» Exercise objective: Give a count of the lines below that have the string "optional" in them, with no other words.

» Data rows:

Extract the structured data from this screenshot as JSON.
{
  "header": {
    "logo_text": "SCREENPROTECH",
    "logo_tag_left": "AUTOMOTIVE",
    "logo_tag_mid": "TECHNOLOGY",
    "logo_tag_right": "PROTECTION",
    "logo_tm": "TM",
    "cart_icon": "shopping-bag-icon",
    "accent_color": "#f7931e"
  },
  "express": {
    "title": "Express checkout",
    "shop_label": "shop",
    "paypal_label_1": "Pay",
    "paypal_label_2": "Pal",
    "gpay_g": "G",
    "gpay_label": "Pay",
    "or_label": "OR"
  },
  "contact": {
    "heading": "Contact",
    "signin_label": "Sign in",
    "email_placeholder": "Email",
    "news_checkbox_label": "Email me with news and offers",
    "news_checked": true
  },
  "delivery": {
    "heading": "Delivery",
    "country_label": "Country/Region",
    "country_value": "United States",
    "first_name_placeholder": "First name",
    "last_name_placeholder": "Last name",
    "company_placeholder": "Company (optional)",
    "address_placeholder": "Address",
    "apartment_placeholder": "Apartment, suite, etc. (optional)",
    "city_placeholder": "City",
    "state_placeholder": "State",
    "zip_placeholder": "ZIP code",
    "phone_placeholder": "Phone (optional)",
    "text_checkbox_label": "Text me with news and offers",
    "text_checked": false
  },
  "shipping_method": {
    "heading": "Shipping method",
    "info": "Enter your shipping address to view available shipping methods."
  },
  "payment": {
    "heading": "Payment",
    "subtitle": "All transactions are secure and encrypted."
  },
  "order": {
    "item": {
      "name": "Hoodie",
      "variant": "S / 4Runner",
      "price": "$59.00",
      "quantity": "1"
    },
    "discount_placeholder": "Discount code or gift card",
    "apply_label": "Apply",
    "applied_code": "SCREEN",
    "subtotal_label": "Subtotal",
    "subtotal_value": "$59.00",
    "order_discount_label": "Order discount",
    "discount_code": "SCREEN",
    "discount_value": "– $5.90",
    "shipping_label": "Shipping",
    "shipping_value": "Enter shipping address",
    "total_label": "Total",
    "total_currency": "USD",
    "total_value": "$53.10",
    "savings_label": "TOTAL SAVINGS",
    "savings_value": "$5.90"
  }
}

» Full response: 3